**What you have to do**
Would you print every line of the listing below word for word, leaving out the pictures?

Image-based layout entries:
*****
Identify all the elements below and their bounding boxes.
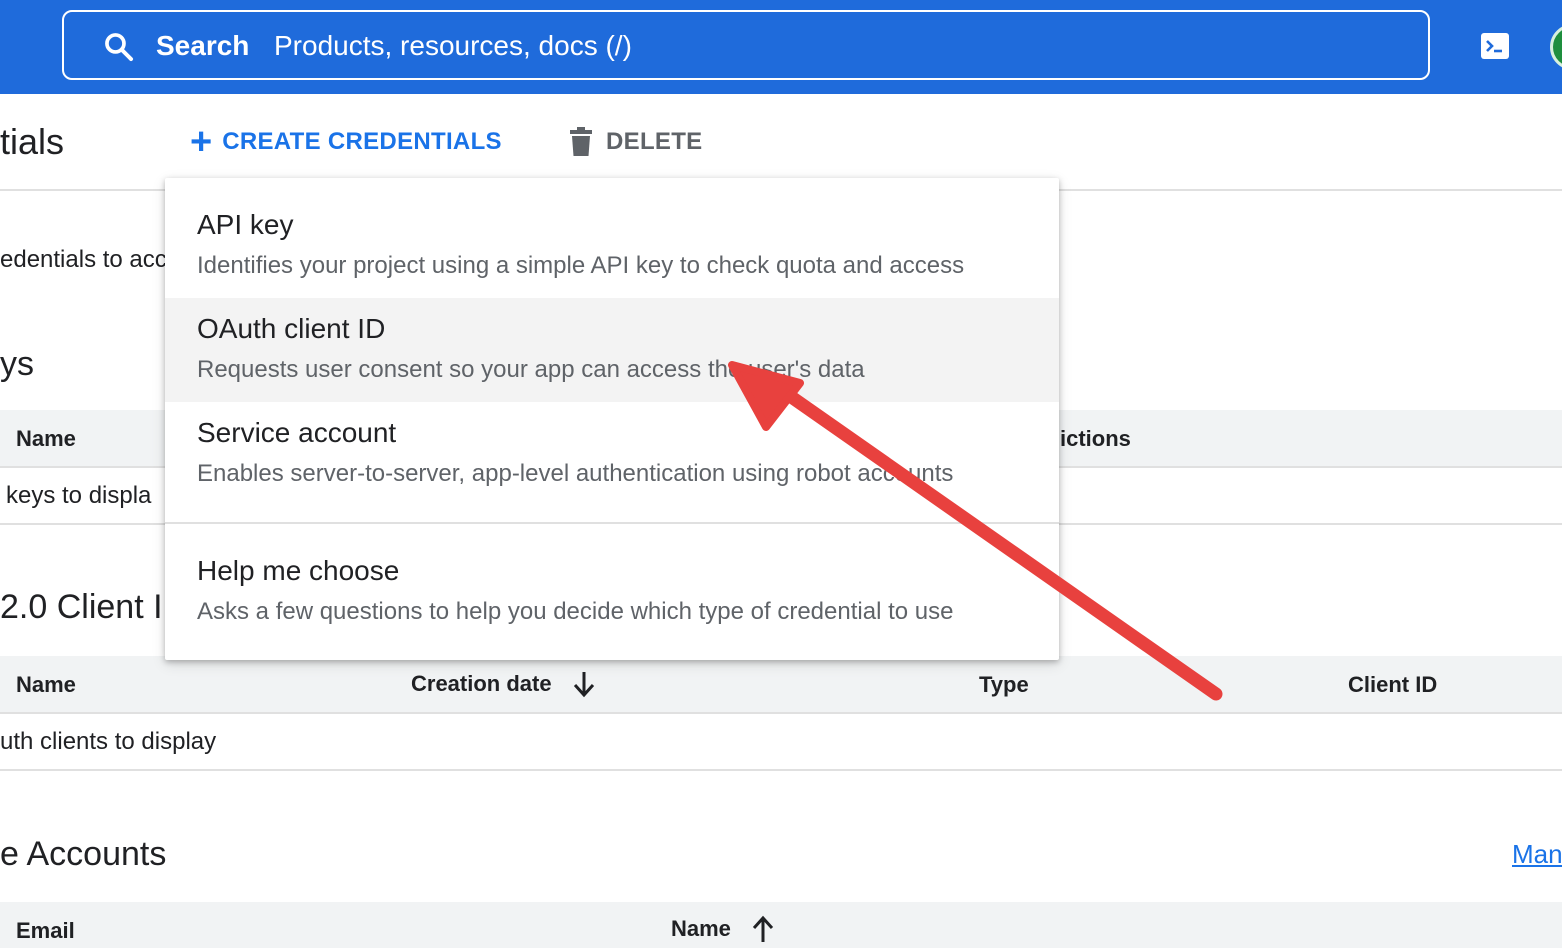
oauth-col-name: Name: [16, 672, 76, 697]
arrow-down-icon: [573, 672, 594, 698]
oauth-col-client-id: Client ID: [1348, 672, 1438, 697]
service-accounts-col-name[interactable]: Name: [671, 914, 777, 944]
search-icon: [105, 33, 134, 62]
create-credentials-button[interactable]: + CREATE CREDENTIALS: [190, 121, 502, 163]
api-keys-col-restrictions: ictions: [1060, 426, 1131, 451]
oauth-col-type: Type: [979, 672, 1029, 697]
table-divider: [0, 769, 1562, 771]
menu-item-title: OAuth client ID: [197, 313, 386, 344]
api-keys-col-name: Name: [16, 426, 76, 451]
menu-item-description: Asks a few questions to help you decide …: [197, 598, 954, 625]
oauth-table-header: [0, 656, 1562, 712]
arrow-up-icon: [752, 915, 774, 942]
menu-item-title: API key: [197, 209, 294, 240]
menu-item-title: Help me choose: [197, 555, 400, 586]
oauth-col-creation-date[interactable]: Creation date: [411, 669, 598, 699]
menu-item-service-account[interactable]: Service account Enables server-to-server…: [165, 402, 1059, 522]
menu-item-help-me-choose[interactable]: Help me choose Asks a few questions to h…: [165, 524, 1059, 660]
service-accounts-col-email: Email: [16, 918, 75, 943]
menu-item-title: Service account: [197, 417, 397, 448]
account-avatar[interactable]: [1550, 24, 1562, 70]
page-title: tials: [0, 121, 65, 162]
menu-item-oauth-client-id[interactable]: OAuth client ID Requests user consent so…: [165, 298, 1059, 402]
create-credentials-menu: API key Identifies your project using a …: [165, 178, 1059, 660]
search-label: Search: [156, 30, 250, 61]
intro-text: edentials to acc: [0, 246, 167, 273]
menu-item-description: Requests user consent so your app can ac…: [197, 356, 865, 383]
table-divider: [0, 712, 1562, 714]
delete-button[interactable]: DELETE: [568, 124, 702, 160]
top-bar: Search Products, resources, docs (/): [0, 0, 1562, 94]
delete-label: DELETE: [606, 128, 703, 155]
api-keys-empty-text: keys to displa: [6, 482, 152, 509]
api-keys-heading: ys: [0, 345, 34, 383]
service-accounts-heading: e Accounts: [0, 835, 167, 873]
search-placeholder[interactable]: Products, resources, docs (/): [274, 29, 632, 63]
manage-service-accounts-link[interactable]: Man: [1512, 838, 1562, 870]
name-column-label: Name: [671, 916, 731, 941]
oauth-empty-text: uth clients to display: [0, 728, 217, 755]
service-accounts-table-header: [0, 902, 1562, 948]
creation-date-label: Creation date: [411, 671, 552, 696]
search-bar[interactable]: Search Products, resources, docs (/): [62, 10, 1430, 80]
trash-icon: [570, 127, 592, 156]
menu-item-description: Identifies your project using a simple A…: [197, 252, 965, 279]
plus-icon: +: [190, 121, 213, 163]
cloud-shell-icon[interactable]: [1480, 32, 1510, 60]
oauth-heading: 2.0 Client I: [0, 588, 163, 626]
create-credentials-label: CREATE CREDENTIALS: [222, 128, 502, 155]
menu-item-api-key[interactable]: API key Identifies your project using a …: [165, 178, 1059, 298]
menu-item-description: Enables server-to-server, app-level auth…: [197, 460, 954, 487]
*****
**Problem solution**
Identify all the elements below and their bounding boxes.
oauth-col-name: Name: [16, 672, 76, 697]
arrow-down-icon: [573, 672, 594, 698]
oauth-col-client-id: Client ID: [1348, 672, 1438, 697]
service-accounts-col-name[interactable]: Name: [671, 914, 777, 944]
search-icon: [105, 33, 134, 62]
create-credentials-button[interactable]: + CREATE CREDENTIALS: [190, 121, 502, 163]
api-keys-col-restrictions: ictions: [1060, 426, 1131, 451]
oauth-col-type: Type: [979, 672, 1029, 697]
table-divider: [0, 769, 1562, 771]
menu-item-title: OAuth client ID: [197, 313, 386, 344]
api-keys-col-name: Name: [16, 426, 76, 451]
menu-item-description: Asks a few questions to help you decide …: [197, 598, 954, 625]
oauth-table-header: [0, 656, 1562, 712]
arrow-up-icon: [752, 915, 774, 942]
menu-item-title: API key: [197, 209, 294, 240]
menu-item-title: Help me choose: [197, 555, 400, 586]
oauth-col-creation-date[interactable]: Creation date: [411, 669, 598, 699]
menu-item-service-account[interactable]: Service account Enables server-to-server…: [165, 402, 1059, 522]
menu-item-help-me-choose[interactable]: Help me choose Asks a few questions to h…: [165, 524, 1059, 660]
service-accounts-col-email: Email: [16, 918, 75, 943]
menu-item-title: Service account: [197, 417, 397, 448]
account-avatar[interactable]: [1550, 24, 1562, 70]
page-title: tials: [0, 121, 65, 162]
menu-item-oauth-client-id[interactable]: OAuth client ID Requests user consent so…: [165, 298, 1059, 402]
create-credentials-menu: API key Identifies your project using a …: [165, 178, 1059, 660]
search-label: Search: [156, 30, 250, 61]
intro-text: edentials to acc: [0, 246, 167, 273]
menu-item-description: Requests user consent so your app can ac…: [197, 356, 865, 383]
table-divider: [0, 712, 1562, 714]
delete-button[interactable]: DELETE: [568, 124, 702, 160]
top-bar: Search Products, resources, docs (/): [0, 0, 1562, 94]
delete-label: DELETE: [606, 128, 703, 155]
api-keys-empty-text: keys to displa: [6, 482, 152, 509]
api-keys-heading: ys: [0, 345, 34, 383]
service-accounts-heading: e Accounts: [0, 835, 167, 873]
search-placeholder[interactable]: Products, resources, docs (/): [274, 29, 632, 63]
manage-service-accounts-link[interactable]: Man: [1512, 838, 1562, 870]
name-column-label: Name: [671, 916, 731, 941]
oauth-empty-text: uth clients to display: [0, 728, 217, 755]
service-accounts-table-header: [0, 902, 1562, 948]
creation-date-label: Creation date: [411, 671, 552, 696]
search-bar[interactable]: Search Products, resources, docs (/): [62, 10, 1430, 80]
trash-icon: [570, 127, 592, 156]
menu-item-description: Identifies your project using a simple A…: [197, 252, 965, 279]
plus-icon: +: [190, 121, 213, 163]
cloud-shell-icon[interactable]: [1480, 32, 1510, 60]
oauth-heading: 2.0 Client I: [0, 588, 163, 626]
create-credentials-label: CREATE CREDENTIALS: [222, 128, 502, 155]
menu-item-api-key[interactable]: API key Identifies your project using a …: [165, 178, 1059, 298]
menu-item-description: Enables server-to-server, app-level auth…: [197, 460, 954, 487]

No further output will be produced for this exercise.